INSTRUCTION »
An exact reproduction of the records is required, with all images left out.

DATA FOR THIS EXERCISE »
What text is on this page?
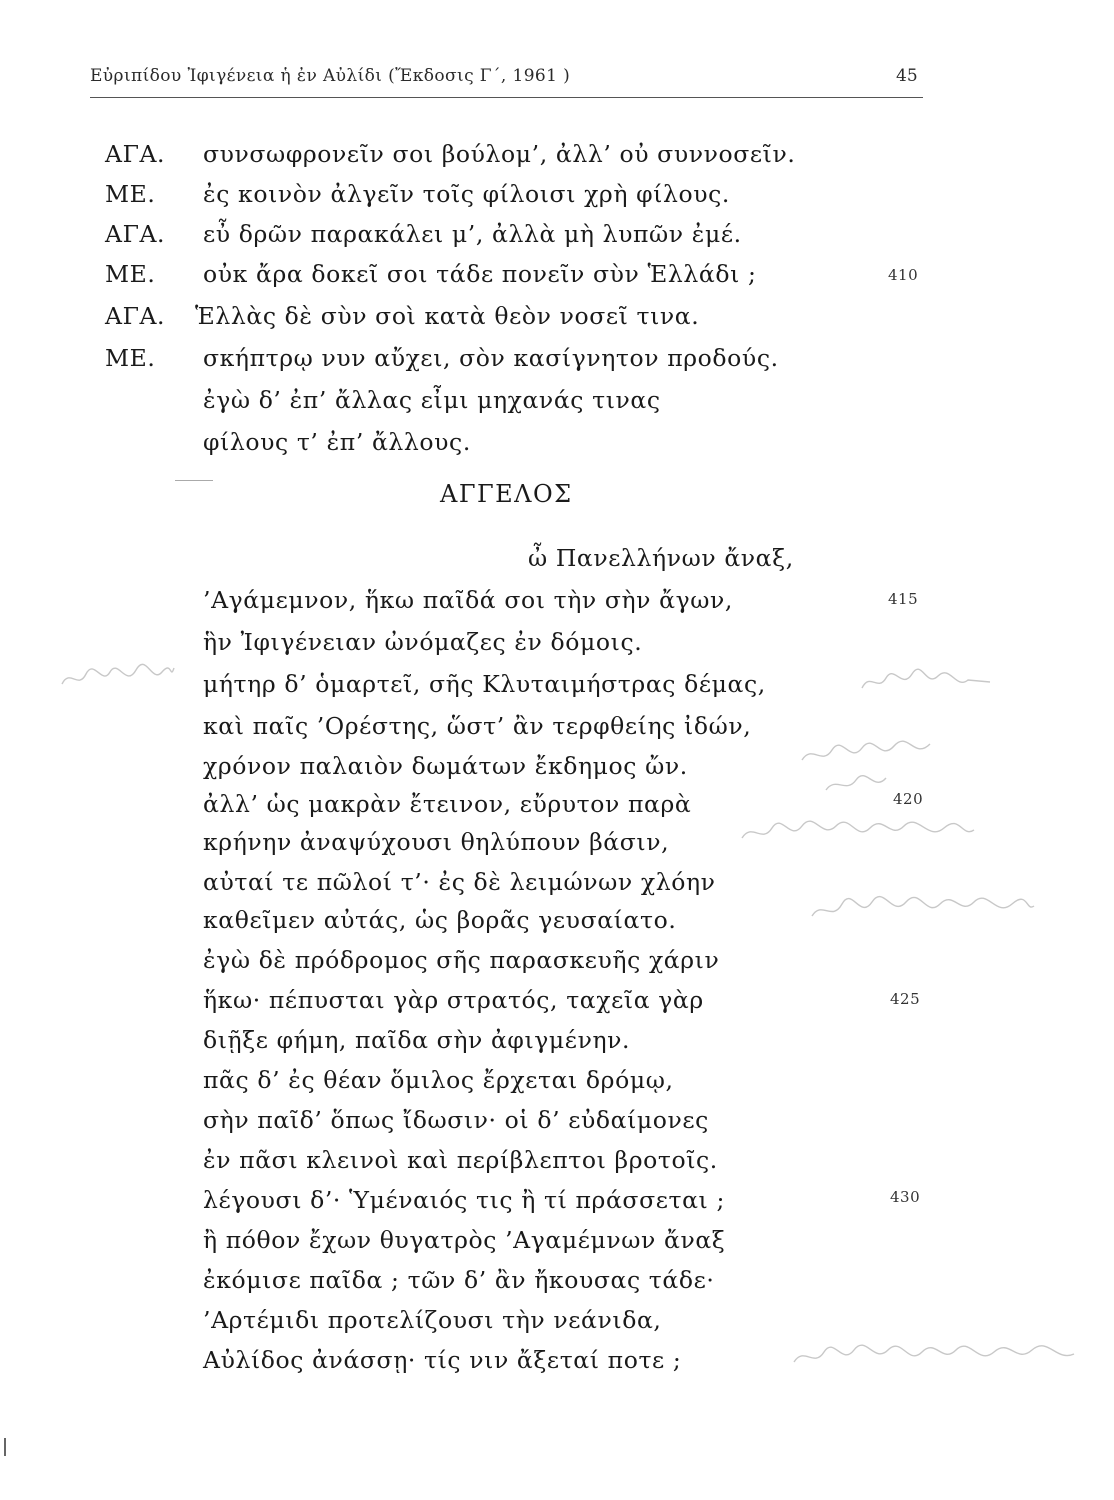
Εὐριπίδου Ἰφιγένεια ἡ ἐν Αὐλίδι (Ἔκδοσις Γ΄, 1961 )	45
ΑΓΑ.	συνσωφρονεῖν σοι βούλομ’, ἀλλ’ οὐ συννοσεῖν.
ΜΕ.	ἐς κοινὸν ἀλγεῖν τοῖς φίλοισι χρὴ φίλους.
ΑΓΑ.	εὖ δρῶν παρακάλει μ’, ἀλλὰ μὴ λυπῶν ἐμέ.
ΜΕ.	οὐκ ἄρα δοκεῖ σοι τάδε πονεῖν σὺν Ἑλλάδι ;	410
ΑΓΑ.	Ἑλλὰς δὲ σὺν σοὶ κατὰ θεὸν νοσεῖ τινα.
ΜΕ.	σκήπτρῳ νυν αὔχει, σὸν κασίγνητον προδούς.
ἐγὼ δ’ ἐπ’ ἄλλας εἶμι μηχανάς τινας
φίλους τ’ ἐπ’ ἄλλους.
ΑΓΓΕΛΟΣ
ὦ Πανελλήνων ἄναξ,
’Αγάμεμνον, ἥκω παῖδά σοι τὴν σὴν ἄγων,	415
ἣν Ἰφιγένειαν ὠνόμαζες ἐν δόμοις.
μήτηρ δ’ ὁμαρτεῖ, σῆς Κλυταιμήστρας δέμας,
καὶ παῖς ’Ορέστης, ὥστ’ ἂν τερφθείης ἰδών,
χρόνον παλαιὸν δωμάτων ἔκδημος ὤν.
ἀλλ’ ὡς μακρὰν ἔτεινον, εὔρυτον παρὰ	420
κρήνην ἀναψύχουσι θηλύπουν βάσιν,
αὐταί τε πῶλοί τ’· ἐς δὲ λειμώνων χλόην
καθεῖμεν αὐτάς, ὡς βορᾶς γευσαίατο.
ἐγὼ δὲ πρόδρομος σῆς παρασκευῆς χάριν
ἥκω· πέπυσται γὰρ στρατός, ταχεῖα γὰρ	425
διῇξε φήμη, παῖδα σὴν ἀφιγμένην.
πᾶς δ’ ἐς θέαν ὅμιλος ἔρχεται δρόμῳ,
σὴν παῖδ’ ὅπως ἴδωσιν· οἱ δ’ εὐδαίμονες
ἐν πᾶσι κλεινοὶ καὶ περίβλεπτοι βροτοῖς.
λέγουσι δ’· Ὑμέναιός τις ἢ τί πράσσεται ;	430
ἢ πόθον ἔχων θυγατρὸς ’Αγαμέμνων ἄναξ
ἐκόμισε παῖδα ; τῶν δ’ ἂν ἤκουσας τάδε·
’Αρτέμιδι προτελίζουσι τὴν νεάνιδα,
Αὐλίδος ἀνάσσῃ· τίς νιν ἄξεταί ποτε ;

WRITTEN RESPONSE »
What text is on this page?
Εὐριπίδου Ἰφιγένεια ἡ ἐν Αὐλίδι (Ἔκδοσις Γ΄, 1961 )	45
ΑΓΑ.	συνσωφρονεῖν σοι βούλομ’, ἀλλ’ οὐ συννοσεῖν.
ΜΕ.	ἐς κοινὸν ἀλγεῖν τοῖς φίλοισι χρὴ φίλους.
ΑΓΑ.	εὖ δρῶν παρακάλει μ’, ἀλλὰ μὴ λυπῶν ἐμέ.
ΜΕ.	οὐκ ἄρα δοκεῖ σοι τάδε πονεῖν σὺν Ἑλλάδι ;	410
ΑΓΑ.	Ἑλλὰς δὲ σὺν σοὶ κατὰ θεὸν νοσεῖ τινα.
ΜΕ.	σκήπτρῳ νυν αὔχει, σὸν κασίγνητον προδούς.
ἐγὼ δ’ ἐπ’ ἄλλας εἶμι μηχανάς τινας
φίλους τ’ ἐπ’ ἄλλους.
ΑΓΓΕΛΟΣ
ὦ Πανελλήνων ἄναξ,
’Αγάμεμνον, ἥκω παῖδά σοι τὴν σὴν ἄγων,	415
ἣν Ἰφιγένειαν ὠνόμαζες ἐν δόμοις.
μήτηρ δ’ ὁμαρτεῖ, σῆς Κλυταιμήστρας δέμας,
καὶ παῖς ’Ορέστης, ὥστ’ ἂν τερφθείης ἰδών,
χρόνον παλαιὸν δωμάτων ἔκδημος ὤν.
ἀλλ’ ὡς μακρὰν ἔτεινον, εὔρυτον παρὰ	420
κρήνην ἀναψύχουσι θηλύπουν βάσιν,
αὐταί τε πῶλοί τ’· ἐς δὲ λειμώνων χλόην
καθεῖμεν αὐτάς, ὡς βορᾶς γευσαίατο.
ἐγὼ δὲ πρόδρομος σῆς παρασκευῆς χάριν
ἥκω· πέπυσται γὰρ στρατός, ταχεῖα γὰρ	425
διῇξε φήμη, παῖδα σὴν ἀφιγμένην.
πᾶς δ’ ἐς θέαν ὅμιλος ἔρχεται δρόμῳ,
σὴν παῖδ’ ὅπως ἴδωσιν· οἱ δ’ εὐδαίμονες
ἐν πᾶσι κλεινοὶ καὶ περίβλεπτοι βροτοῖς.
λέγουσι δ’· Ὑμέναιός τις ἢ τί πράσσεται ;	430
ἢ πόθον ἔχων θυγατρὸς ’Αγαμέμνων ἄναξ
ἐκόμισε παῖδα ; τῶν δ’ ἂν ἤκουσας τάδε·
’Αρτέμιδι προτελίζουσι τὴν νεάνιδα,
Αὐλίδος ἀνάσσῃ· τίς νιν ἄξεταί ποτε ;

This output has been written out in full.